## What you will do
Whenever a line below holds the word "Steve", copy that line.

## Dataset content
▬▬▬▬▬▬▬▬▬▬

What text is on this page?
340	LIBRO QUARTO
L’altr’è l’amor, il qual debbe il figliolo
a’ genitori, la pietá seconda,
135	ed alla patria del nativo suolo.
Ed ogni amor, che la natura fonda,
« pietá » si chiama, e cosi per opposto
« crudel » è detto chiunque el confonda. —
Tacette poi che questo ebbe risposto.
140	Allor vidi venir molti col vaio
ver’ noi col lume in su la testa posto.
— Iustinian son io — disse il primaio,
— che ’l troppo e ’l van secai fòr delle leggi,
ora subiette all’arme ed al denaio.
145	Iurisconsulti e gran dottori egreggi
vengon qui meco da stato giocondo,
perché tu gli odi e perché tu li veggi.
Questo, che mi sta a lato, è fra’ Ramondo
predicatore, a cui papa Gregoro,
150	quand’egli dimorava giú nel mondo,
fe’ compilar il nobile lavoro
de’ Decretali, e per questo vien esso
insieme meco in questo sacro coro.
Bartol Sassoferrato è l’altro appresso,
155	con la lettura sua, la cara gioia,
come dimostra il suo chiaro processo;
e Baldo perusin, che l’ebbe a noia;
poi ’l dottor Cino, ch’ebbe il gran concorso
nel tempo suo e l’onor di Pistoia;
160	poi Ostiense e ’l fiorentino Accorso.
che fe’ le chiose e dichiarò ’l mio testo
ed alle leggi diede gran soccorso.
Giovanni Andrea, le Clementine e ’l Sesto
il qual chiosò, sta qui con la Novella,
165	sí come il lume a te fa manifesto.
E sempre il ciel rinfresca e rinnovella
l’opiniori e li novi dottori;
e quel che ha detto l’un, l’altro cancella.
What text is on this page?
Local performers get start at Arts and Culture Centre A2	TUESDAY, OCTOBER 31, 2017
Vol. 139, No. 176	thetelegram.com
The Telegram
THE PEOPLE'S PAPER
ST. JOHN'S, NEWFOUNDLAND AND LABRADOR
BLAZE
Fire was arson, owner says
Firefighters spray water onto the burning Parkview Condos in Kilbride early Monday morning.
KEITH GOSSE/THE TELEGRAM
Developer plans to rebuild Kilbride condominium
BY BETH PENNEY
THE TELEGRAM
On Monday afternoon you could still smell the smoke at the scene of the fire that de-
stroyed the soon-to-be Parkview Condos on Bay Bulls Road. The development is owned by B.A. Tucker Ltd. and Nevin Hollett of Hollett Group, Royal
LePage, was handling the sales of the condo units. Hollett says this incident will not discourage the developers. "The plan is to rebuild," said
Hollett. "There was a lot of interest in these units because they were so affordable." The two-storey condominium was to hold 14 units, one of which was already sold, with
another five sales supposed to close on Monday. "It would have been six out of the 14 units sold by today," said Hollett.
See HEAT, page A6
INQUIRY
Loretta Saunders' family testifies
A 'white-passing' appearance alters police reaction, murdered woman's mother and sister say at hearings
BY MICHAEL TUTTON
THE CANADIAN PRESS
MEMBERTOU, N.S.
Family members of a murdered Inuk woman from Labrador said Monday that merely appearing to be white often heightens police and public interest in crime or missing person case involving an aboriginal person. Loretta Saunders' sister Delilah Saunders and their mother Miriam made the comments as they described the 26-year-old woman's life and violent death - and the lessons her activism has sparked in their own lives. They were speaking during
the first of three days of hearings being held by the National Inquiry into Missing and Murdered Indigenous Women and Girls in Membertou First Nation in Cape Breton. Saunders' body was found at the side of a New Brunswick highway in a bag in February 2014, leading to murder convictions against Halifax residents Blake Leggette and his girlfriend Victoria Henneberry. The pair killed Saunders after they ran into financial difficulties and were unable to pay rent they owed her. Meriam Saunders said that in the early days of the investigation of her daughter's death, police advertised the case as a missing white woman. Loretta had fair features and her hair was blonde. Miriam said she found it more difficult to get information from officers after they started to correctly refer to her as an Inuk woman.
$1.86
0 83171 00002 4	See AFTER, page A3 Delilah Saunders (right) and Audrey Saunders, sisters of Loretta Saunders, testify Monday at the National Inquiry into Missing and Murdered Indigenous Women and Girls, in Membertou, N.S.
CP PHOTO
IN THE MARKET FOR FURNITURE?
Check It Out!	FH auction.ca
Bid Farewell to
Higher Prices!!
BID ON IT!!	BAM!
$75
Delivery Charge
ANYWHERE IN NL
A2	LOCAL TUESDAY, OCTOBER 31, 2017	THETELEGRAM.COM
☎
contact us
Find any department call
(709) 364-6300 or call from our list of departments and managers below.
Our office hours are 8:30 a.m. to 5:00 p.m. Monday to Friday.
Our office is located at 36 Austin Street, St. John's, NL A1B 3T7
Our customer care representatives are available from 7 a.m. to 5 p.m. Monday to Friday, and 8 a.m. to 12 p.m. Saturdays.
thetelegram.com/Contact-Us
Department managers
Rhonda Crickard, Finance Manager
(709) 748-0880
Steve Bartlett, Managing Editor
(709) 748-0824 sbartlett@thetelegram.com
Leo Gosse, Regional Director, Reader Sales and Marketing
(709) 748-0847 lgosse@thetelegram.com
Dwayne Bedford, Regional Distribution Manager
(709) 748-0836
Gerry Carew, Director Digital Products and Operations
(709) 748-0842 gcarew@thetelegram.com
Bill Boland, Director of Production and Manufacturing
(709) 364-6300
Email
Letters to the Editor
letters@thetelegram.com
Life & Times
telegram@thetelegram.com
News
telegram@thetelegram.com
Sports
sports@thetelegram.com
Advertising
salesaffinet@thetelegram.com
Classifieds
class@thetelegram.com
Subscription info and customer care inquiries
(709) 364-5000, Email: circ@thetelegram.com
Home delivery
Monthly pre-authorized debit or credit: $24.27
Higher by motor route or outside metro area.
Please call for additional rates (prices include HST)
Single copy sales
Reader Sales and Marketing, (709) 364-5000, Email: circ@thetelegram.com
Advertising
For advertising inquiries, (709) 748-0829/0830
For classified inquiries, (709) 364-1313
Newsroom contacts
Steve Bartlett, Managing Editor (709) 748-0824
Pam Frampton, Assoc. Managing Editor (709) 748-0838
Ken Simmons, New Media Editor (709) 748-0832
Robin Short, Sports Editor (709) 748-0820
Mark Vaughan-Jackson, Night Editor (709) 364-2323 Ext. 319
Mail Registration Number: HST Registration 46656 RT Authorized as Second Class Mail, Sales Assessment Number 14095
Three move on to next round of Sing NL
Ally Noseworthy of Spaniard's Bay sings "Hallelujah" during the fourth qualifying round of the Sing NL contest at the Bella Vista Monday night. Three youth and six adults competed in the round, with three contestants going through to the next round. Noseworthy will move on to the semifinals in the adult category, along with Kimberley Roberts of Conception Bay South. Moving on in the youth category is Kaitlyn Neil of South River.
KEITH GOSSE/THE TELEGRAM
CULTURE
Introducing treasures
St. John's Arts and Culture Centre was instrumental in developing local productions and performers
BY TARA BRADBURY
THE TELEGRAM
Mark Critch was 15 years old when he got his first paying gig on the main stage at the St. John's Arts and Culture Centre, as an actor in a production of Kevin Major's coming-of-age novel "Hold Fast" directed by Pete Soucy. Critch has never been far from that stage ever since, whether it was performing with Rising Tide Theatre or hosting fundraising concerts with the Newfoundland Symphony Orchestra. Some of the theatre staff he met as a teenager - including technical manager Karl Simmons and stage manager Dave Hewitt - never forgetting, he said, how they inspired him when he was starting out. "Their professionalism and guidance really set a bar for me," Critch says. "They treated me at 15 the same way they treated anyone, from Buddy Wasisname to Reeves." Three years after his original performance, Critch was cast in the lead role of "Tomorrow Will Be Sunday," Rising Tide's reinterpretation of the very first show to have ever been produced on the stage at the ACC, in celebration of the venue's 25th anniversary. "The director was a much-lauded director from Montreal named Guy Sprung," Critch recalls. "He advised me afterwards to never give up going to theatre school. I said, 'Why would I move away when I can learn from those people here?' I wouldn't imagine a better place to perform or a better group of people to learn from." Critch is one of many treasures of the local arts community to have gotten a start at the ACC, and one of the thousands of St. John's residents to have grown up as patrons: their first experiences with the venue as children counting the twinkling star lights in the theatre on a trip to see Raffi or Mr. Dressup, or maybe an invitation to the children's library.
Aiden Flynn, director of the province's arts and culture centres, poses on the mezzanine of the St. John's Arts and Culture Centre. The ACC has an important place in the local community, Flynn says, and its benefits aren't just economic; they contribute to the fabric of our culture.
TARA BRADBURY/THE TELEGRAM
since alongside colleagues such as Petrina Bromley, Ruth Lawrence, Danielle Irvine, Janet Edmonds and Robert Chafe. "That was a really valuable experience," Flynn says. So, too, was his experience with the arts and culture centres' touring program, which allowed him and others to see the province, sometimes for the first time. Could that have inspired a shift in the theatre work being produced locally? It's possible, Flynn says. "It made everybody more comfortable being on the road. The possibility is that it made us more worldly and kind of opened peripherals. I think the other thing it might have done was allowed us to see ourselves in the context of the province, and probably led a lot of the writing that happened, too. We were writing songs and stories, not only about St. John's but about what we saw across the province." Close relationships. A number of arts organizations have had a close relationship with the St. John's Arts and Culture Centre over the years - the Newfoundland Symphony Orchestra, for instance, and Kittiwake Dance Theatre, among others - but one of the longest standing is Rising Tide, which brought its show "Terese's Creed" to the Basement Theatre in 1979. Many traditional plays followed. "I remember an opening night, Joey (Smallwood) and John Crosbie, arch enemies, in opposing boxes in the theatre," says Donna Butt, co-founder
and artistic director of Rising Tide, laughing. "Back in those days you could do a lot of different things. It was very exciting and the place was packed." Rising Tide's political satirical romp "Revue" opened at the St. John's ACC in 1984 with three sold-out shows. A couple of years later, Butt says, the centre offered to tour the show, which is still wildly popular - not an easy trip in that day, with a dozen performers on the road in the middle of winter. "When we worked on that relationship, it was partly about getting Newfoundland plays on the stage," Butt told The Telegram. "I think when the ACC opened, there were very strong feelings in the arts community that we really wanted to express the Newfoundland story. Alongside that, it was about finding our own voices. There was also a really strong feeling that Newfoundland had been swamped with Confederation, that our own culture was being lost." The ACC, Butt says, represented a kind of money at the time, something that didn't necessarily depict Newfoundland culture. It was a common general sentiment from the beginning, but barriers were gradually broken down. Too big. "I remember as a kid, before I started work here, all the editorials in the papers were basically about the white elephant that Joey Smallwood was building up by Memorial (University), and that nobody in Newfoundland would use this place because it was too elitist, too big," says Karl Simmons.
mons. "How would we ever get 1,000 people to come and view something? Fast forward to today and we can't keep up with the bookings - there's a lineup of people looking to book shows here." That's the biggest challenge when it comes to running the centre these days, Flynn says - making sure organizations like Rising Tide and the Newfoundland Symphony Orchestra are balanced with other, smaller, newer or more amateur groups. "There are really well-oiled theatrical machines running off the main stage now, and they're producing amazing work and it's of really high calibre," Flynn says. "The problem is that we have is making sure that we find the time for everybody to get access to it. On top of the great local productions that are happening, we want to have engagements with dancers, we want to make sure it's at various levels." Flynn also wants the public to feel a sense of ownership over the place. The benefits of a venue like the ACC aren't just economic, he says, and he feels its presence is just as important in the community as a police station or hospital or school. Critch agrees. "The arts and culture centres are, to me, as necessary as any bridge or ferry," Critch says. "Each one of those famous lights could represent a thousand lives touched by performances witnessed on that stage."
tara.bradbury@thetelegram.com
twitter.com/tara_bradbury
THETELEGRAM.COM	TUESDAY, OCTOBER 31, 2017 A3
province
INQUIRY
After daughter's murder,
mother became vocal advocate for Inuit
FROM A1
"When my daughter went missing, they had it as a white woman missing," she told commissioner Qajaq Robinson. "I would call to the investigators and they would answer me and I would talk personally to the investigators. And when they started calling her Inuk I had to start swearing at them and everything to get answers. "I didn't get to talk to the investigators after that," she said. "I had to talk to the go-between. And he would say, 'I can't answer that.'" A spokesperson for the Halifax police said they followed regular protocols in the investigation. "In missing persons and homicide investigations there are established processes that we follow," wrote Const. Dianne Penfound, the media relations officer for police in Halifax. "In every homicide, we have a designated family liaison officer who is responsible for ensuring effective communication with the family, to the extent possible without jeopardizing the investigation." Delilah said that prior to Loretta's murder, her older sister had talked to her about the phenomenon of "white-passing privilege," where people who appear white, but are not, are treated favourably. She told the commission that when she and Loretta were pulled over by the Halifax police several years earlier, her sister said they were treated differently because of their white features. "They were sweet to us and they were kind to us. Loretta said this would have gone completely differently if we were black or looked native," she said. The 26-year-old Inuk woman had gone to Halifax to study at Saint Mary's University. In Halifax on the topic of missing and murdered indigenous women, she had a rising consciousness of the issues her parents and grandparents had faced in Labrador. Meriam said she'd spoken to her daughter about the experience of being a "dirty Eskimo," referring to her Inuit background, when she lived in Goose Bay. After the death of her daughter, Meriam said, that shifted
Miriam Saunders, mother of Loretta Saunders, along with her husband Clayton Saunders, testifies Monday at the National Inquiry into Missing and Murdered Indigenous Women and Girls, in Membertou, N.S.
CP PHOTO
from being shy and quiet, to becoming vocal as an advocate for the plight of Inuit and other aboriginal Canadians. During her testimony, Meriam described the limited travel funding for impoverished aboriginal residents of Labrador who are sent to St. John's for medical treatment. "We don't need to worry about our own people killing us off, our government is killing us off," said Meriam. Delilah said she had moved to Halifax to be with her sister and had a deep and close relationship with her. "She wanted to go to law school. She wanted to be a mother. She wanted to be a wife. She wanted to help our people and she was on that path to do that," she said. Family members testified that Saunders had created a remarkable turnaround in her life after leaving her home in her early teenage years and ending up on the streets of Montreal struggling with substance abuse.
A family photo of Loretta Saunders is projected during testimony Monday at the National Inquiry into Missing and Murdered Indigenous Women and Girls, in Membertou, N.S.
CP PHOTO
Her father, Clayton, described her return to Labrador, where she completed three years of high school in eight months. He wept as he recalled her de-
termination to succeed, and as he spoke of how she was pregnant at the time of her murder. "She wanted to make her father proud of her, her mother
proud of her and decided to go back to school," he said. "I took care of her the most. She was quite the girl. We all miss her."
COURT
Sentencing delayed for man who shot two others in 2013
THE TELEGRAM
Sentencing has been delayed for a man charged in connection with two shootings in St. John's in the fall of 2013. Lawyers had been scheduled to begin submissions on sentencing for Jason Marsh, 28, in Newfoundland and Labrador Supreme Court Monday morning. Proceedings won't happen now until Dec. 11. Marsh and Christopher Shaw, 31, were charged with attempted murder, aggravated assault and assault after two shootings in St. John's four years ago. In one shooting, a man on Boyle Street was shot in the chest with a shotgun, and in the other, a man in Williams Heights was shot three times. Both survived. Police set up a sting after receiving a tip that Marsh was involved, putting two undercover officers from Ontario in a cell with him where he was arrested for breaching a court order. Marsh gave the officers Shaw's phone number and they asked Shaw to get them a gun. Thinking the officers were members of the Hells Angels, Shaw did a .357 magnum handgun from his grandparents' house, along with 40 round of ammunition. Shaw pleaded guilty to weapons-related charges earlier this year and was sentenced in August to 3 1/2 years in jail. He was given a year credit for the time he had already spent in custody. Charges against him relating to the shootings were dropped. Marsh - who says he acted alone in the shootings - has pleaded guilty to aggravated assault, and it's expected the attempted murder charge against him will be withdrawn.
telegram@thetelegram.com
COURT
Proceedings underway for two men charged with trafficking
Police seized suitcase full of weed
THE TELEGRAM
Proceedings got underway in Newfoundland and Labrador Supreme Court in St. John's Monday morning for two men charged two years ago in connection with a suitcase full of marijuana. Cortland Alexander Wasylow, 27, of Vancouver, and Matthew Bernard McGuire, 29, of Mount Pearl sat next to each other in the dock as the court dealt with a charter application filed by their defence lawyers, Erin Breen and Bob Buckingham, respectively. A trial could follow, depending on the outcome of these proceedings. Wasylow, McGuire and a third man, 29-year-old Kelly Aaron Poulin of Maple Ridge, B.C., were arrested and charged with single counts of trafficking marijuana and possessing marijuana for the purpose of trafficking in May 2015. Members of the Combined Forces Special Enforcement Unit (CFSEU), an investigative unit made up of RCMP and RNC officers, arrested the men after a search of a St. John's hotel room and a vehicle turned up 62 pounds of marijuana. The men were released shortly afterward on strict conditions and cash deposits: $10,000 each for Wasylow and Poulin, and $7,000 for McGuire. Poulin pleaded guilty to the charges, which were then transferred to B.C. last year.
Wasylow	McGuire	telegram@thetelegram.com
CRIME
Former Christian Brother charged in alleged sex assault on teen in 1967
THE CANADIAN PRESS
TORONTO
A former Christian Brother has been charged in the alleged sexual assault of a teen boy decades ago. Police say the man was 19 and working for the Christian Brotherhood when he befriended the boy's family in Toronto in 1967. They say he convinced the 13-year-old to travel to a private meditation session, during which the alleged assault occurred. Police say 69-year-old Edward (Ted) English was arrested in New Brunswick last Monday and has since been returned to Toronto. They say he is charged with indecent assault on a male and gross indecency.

▬▬▬▬▬▬▬▬▬▬

## Written reply
Steve Bartlett, Managing Editor
Steve Bartlett, Managing Editor (709) 748-0824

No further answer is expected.